Written request. Please give the listing again in its entirety, exactly as written.

Data supplied.
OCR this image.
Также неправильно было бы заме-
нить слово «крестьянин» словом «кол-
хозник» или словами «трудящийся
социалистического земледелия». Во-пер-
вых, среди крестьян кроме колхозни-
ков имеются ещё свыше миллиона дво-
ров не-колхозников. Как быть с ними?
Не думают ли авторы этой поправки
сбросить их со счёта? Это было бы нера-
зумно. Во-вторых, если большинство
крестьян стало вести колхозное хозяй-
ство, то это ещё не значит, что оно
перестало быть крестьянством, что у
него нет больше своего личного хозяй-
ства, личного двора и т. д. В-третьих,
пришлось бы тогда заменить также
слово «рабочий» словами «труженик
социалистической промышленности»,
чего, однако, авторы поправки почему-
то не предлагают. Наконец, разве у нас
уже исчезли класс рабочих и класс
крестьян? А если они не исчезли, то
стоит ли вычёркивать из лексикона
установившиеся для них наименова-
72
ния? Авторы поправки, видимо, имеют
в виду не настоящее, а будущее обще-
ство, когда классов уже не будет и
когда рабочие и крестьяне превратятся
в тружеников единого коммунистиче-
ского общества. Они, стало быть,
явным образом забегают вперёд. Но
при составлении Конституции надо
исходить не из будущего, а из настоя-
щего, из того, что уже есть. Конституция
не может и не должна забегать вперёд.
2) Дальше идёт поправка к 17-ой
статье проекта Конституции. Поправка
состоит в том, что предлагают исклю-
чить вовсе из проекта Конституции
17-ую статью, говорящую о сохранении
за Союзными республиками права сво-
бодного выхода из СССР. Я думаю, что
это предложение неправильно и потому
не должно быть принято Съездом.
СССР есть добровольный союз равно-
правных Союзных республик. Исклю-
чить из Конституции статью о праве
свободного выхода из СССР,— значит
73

Task answer.
OCR this image.
Также неправильно было бы заме-
нить слово «крестьянин» словом «кол-
хозник» или словами «трудящийся
социалистического земледелия». Во-пер-
вых, среди крестьян кроме колхозни-
ков имеются ещё свыше миллиона дво-
ров не-колхозников. Как быть с ними?
Не думают ли авторы этой поправки
сбросить их со счёта? Это было бы нера-
зумно. Во-вторых, если большинство
крестьян стало вести колхозное хозяй-
ство, то это ещё не значит, что оно
перестало быть крестьянством, что у
него нет больше своего личного хозяй-
ства, личного двора и т. д. В-третьих,
пришлось бы тогда заменить также
слово «рабочий» словами «труженик
социалистической промышленности»,
чего, однако, авторы поправки почему-
то не предлагают. Наконец, разве у нас
уже исчезли класс рабочих и класс
крестьян? А если они не исчезли, то
стоит ли вычёркивать из лексикона
установившиеся для них наименова-
72
ния? Авторы поправки, видимо, имеют
в виду не настоящее, а будущее обще-
ство, когда классов уже не будет и
когда рабочие и крестьяне превратятся
в тружеников единого коммунистиче-
ского общества. Они, стало быть,
явным образом забегают вперёд. Но
при составлении Конституции надо
исходить не из будущего, а из настоя-
щего, из того, что уже есть. Конституция
не может и не должна забегать вперёд.
2) Дальше идёт поправка к 17-ой
статье проекта Конституции. Поправка
состоит в том, что предлагают исклю-
чить вовсе из проекта Конституции
17-ую статью, говорящую о сохранении
за Союзными республиками права сво-
бодного выхода из СССР. Я думаю, что
это предложение неправильно и потому
не должно быть принято Съездом.
СССР есть добровольный союз равно-
правных Союзных республик. Исклю-
чить из Конституции статью о праве
свободного выхода из СССР,— значит
73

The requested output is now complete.